REQUIRED TASK
Find each line with the word "картах" in it, then give the total alone.

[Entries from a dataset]
** START **

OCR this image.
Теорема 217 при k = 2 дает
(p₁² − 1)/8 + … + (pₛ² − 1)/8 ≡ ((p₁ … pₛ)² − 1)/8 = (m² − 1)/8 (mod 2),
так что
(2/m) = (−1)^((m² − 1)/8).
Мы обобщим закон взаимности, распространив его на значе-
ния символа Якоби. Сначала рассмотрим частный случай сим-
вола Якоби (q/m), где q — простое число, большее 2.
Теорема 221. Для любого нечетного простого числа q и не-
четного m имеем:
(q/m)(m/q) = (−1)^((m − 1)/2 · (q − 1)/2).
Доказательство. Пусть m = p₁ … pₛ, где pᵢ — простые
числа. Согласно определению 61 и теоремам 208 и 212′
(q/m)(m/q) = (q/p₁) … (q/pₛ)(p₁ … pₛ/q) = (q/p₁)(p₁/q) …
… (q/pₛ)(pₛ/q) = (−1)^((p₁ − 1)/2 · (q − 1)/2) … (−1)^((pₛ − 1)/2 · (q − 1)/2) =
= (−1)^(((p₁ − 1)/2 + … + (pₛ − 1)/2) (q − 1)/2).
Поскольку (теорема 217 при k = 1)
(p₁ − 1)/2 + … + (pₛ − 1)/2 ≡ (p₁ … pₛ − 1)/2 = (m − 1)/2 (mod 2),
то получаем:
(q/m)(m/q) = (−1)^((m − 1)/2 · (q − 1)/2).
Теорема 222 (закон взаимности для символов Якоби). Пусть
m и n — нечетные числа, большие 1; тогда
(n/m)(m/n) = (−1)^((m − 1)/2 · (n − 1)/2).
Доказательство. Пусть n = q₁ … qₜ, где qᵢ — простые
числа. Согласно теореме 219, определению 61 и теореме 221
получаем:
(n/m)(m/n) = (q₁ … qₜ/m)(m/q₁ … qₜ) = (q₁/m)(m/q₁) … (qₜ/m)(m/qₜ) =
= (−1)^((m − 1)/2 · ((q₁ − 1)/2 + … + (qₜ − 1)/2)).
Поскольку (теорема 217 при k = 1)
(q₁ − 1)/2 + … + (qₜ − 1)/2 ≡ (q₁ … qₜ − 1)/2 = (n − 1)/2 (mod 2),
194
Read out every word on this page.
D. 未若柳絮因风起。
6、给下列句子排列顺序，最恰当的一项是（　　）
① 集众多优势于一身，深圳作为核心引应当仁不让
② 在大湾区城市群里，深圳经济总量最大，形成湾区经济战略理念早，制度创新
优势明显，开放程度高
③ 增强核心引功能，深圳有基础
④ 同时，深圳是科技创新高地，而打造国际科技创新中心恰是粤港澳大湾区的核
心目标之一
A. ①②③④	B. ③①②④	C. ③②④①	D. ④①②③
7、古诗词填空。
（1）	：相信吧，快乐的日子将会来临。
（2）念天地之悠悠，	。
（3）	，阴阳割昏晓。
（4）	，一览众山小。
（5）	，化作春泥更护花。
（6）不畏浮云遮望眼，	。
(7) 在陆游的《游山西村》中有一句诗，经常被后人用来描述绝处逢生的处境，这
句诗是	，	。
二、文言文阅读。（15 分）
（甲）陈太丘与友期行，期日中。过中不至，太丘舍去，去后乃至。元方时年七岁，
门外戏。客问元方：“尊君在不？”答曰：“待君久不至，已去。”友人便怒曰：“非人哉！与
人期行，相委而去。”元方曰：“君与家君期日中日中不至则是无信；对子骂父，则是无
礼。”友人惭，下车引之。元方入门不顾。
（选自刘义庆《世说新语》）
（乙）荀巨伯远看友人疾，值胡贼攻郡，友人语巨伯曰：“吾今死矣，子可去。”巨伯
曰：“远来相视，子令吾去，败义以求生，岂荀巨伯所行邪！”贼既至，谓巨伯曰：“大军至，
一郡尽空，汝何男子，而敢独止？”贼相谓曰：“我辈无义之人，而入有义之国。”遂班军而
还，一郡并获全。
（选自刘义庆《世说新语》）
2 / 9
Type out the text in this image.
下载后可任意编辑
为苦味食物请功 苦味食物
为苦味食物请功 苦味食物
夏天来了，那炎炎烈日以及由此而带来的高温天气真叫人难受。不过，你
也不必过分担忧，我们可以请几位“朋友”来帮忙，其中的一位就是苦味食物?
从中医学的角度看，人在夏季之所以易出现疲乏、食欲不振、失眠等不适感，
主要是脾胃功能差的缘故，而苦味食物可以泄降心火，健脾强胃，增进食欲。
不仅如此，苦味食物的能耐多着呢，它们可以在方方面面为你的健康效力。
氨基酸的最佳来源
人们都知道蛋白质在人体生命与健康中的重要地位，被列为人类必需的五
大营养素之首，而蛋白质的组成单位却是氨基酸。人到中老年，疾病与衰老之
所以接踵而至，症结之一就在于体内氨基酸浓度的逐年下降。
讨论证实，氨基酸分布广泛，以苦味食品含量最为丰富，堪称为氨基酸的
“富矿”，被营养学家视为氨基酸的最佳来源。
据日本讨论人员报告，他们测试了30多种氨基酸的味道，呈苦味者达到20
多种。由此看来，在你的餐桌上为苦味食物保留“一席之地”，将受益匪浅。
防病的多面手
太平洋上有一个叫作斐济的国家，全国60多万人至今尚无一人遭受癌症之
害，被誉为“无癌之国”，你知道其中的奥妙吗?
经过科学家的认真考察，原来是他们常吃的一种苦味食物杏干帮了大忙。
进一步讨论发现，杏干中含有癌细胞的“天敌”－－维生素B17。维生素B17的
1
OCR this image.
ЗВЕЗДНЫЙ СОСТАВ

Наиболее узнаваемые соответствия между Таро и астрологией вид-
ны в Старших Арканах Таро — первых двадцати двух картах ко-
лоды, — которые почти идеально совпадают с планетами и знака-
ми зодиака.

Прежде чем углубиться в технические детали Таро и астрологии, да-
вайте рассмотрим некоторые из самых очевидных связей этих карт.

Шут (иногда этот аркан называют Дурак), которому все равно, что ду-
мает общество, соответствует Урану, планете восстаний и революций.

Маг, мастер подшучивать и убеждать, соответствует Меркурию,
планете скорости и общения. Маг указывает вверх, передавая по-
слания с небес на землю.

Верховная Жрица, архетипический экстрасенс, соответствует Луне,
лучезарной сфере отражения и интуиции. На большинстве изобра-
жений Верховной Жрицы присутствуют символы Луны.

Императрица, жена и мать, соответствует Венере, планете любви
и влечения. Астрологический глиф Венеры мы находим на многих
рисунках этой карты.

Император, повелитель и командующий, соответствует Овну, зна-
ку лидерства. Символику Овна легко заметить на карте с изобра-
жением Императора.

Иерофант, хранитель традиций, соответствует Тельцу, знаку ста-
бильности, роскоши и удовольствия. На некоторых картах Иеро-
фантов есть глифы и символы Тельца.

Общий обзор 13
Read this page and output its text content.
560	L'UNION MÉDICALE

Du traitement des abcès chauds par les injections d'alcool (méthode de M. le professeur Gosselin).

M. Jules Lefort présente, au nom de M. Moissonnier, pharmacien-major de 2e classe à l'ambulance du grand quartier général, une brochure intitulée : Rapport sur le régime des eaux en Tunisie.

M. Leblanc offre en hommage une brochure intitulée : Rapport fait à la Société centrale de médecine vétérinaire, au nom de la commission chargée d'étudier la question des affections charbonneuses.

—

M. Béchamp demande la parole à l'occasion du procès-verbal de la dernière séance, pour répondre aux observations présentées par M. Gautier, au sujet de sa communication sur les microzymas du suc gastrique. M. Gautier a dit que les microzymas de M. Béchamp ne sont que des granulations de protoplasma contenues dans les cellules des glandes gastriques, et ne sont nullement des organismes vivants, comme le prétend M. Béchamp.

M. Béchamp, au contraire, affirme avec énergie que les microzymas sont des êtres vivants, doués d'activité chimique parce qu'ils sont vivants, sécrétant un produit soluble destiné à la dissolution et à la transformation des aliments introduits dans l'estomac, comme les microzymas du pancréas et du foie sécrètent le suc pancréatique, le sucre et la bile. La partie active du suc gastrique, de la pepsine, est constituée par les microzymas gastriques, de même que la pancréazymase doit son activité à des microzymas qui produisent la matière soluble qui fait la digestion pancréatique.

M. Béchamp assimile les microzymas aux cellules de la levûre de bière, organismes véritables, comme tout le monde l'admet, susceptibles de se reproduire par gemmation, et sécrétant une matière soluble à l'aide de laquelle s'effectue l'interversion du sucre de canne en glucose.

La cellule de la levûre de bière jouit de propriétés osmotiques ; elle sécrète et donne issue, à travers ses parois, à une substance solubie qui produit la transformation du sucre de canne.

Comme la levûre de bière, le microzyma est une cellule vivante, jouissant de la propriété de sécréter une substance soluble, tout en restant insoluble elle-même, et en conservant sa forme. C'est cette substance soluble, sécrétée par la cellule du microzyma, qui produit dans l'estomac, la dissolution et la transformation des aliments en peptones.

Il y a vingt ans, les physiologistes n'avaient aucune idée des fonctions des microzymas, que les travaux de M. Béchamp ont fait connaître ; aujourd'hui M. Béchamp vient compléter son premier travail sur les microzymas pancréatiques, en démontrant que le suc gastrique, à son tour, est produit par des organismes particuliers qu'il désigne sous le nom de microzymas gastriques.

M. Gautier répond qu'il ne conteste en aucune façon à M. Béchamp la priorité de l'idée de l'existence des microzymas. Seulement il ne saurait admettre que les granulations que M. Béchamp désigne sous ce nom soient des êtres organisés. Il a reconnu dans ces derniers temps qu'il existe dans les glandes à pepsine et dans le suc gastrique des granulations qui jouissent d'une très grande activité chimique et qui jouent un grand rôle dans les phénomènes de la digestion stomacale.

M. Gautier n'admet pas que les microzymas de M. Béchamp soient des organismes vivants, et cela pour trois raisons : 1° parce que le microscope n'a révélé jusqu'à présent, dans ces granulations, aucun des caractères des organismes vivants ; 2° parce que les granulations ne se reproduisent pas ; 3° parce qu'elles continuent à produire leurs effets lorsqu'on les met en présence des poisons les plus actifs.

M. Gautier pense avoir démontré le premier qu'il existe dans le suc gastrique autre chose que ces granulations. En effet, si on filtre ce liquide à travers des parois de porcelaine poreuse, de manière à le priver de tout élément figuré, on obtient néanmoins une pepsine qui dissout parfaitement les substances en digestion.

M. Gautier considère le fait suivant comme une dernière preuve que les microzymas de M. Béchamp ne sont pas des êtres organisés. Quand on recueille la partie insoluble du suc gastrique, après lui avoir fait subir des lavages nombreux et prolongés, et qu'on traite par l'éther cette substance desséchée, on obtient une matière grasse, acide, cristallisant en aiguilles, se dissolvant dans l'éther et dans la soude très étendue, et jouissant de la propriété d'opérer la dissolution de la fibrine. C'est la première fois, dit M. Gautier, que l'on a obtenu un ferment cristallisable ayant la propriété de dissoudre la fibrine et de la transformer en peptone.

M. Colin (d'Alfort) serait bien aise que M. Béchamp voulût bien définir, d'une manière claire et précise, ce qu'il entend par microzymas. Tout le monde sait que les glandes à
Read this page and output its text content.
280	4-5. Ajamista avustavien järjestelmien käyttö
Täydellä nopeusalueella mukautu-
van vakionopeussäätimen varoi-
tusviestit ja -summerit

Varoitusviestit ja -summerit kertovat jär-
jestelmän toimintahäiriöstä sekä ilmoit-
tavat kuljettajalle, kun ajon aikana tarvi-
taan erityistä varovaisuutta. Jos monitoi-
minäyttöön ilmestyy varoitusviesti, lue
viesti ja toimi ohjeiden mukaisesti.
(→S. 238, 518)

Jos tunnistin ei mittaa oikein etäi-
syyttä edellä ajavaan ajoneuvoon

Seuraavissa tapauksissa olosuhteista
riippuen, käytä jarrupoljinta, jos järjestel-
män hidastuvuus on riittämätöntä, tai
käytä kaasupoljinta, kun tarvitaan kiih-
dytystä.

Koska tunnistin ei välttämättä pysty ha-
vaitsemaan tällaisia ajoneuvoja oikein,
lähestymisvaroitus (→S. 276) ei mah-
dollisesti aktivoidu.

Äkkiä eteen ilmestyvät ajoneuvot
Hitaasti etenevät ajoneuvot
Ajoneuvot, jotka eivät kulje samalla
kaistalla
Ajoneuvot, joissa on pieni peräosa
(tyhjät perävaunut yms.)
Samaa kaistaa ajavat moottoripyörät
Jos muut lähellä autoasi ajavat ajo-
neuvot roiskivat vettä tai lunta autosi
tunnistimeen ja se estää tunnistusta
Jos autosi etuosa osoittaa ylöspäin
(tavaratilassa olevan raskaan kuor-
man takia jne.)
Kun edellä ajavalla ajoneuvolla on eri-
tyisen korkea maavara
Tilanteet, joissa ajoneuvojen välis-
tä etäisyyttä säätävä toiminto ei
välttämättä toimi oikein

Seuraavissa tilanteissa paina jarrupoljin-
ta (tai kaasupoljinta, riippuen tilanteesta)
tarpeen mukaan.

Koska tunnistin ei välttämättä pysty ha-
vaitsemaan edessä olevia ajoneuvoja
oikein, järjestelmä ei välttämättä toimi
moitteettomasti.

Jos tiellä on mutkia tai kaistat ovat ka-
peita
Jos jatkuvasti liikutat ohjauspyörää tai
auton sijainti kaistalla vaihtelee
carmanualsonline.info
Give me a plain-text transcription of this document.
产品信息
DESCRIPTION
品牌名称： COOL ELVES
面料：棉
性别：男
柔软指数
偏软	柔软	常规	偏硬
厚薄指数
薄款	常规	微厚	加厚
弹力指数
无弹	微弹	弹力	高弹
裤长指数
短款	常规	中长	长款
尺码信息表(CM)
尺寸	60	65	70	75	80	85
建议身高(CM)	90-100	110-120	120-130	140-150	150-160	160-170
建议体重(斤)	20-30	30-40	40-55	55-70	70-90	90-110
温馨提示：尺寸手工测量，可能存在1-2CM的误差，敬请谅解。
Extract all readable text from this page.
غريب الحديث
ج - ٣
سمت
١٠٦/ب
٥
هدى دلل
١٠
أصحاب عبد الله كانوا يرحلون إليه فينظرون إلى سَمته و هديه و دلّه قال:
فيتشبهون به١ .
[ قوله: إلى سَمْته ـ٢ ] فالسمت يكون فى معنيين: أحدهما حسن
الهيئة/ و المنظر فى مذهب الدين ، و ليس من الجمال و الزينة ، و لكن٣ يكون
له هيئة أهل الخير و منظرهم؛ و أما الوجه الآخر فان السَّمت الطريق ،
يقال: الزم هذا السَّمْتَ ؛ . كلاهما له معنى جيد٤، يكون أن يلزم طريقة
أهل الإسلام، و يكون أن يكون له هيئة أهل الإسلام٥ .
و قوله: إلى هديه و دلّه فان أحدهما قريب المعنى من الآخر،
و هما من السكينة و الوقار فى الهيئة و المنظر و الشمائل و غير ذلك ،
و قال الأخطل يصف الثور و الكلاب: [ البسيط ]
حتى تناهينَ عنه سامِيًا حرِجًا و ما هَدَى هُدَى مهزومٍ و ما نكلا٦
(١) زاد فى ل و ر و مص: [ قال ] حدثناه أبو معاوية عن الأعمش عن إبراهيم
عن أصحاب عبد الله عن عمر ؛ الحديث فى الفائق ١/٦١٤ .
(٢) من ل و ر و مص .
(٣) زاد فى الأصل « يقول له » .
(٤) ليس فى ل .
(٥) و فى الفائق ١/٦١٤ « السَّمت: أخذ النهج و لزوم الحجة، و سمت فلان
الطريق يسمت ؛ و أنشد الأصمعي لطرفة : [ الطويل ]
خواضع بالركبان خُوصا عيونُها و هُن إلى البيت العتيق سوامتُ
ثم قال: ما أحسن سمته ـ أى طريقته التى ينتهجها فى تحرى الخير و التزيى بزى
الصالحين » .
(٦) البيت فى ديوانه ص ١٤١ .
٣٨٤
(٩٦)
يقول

** END **

TASK SOLUTION
2